Required task
Would you repeat the listing exactly but omit every picture?

[Stored records]
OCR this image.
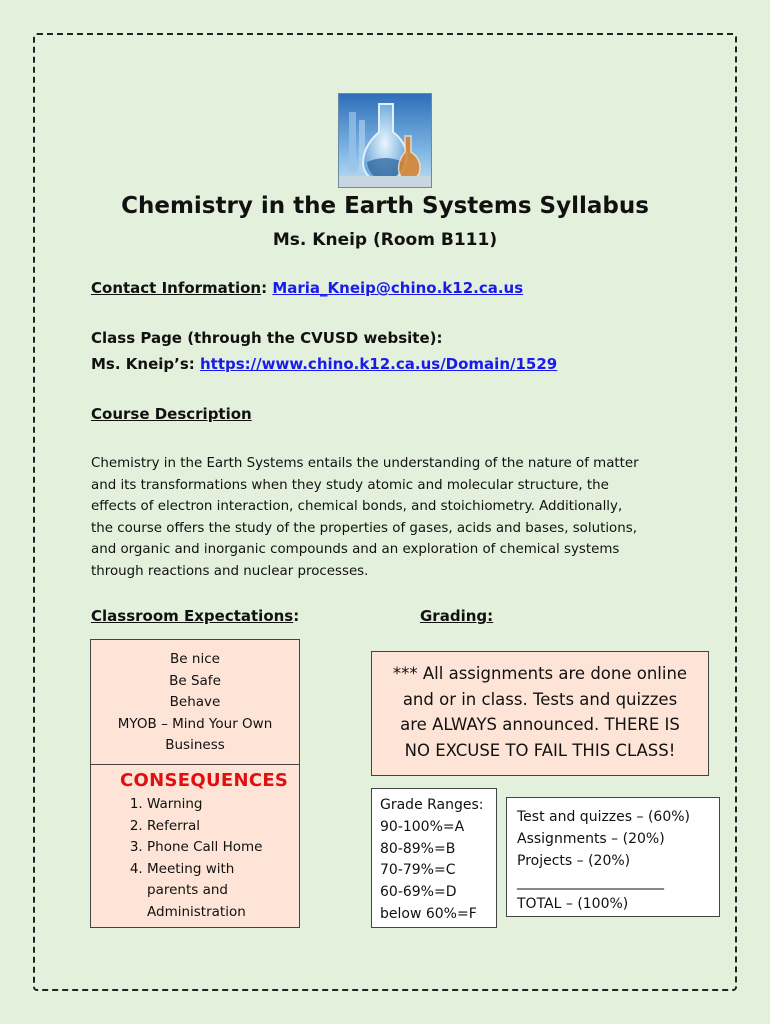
Chemistry in the Earth Systems Syllabus
Ms. Kneip (Room B111)
Contact Information: Maria_Kneip@chino.k12.ca.us
Class Page (through the CVUSD website):
Ms. Kneip’s: https://www.chino.k12.ca.us/Domain/1529
Course Description

Chemistry in the Earth Systems entails the understanding of the nature of matter
and its transformations when they study atomic and molecular structure, the
effects of electron interaction, chemical bonds, and stoichiometry. Additionally,
the course offers the study of the properties of gases, acids and bases, solutions,
and organic and inorganic compounds and an exploration of chemical systems
through reactions and nuclear processes.

Classroom Expectations:	Grading:
Be nice
Be Safe
Behave
MYOB – Mind Your Own
Business
CONSEQUENCES
1. Warning
2. Referral
3. Phone Call Home
4. Meeting with parents and Administration
*** All assignments are done online
and or in class. Tests and quizzes
are ALWAYS announced. THERE IS
NO EXCUSE TO FAIL THIS CLASS!
Grade Ranges:
90-100%=A
80-89%=B
70-79%=C
60-69%=D
below 60%=F
Test and quizzes – (60%)
Assignments – (20%)
Projects – (20%)
_____________________
TOTAL – (100%)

Reply
OCR this image.
Chemistry in the Earth Systems Syllabus
Ms. Kneip (Room B111)
Contact Information: Maria_Kneip@chino.k12.ca.us
Class Page (through the CVUSD website):
Ms. Kneip’s: https://www.chino.k12.ca.us/Domain/1529
Course Description

Chemistry in the Earth Systems entails the understanding of the nature of matter
and its transformations when they study atomic and molecular structure, the
effects of electron interaction, chemical bonds, and stoichiometry. Additionally,
the course offers the study of the properties of gases, acids and bases, solutions,
and organic and inorganic compounds and an exploration of chemical systems
through reactions and nuclear processes.

Classroom Expectations:	Grading:
Be nice
Be Safe
Behave
MYOB – Mind Your Own
Business
CONSEQUENCES
1. Warning
2. Referral
3. Phone Call Home
4. Meeting with parents and Administration
*** All assignments are done online
and or in class. Tests and quizzes
are ALWAYS announced. THERE IS
NO EXCUSE TO FAIL THIS CLASS!
Grade Ranges:
90-100%=A
80-89%=B
70-79%=C
60-69%=D
below 60%=F
Test and quizzes – (60%)
Assignments – (20%)
Projects – (20%)
_____________________
TOTAL – (100%)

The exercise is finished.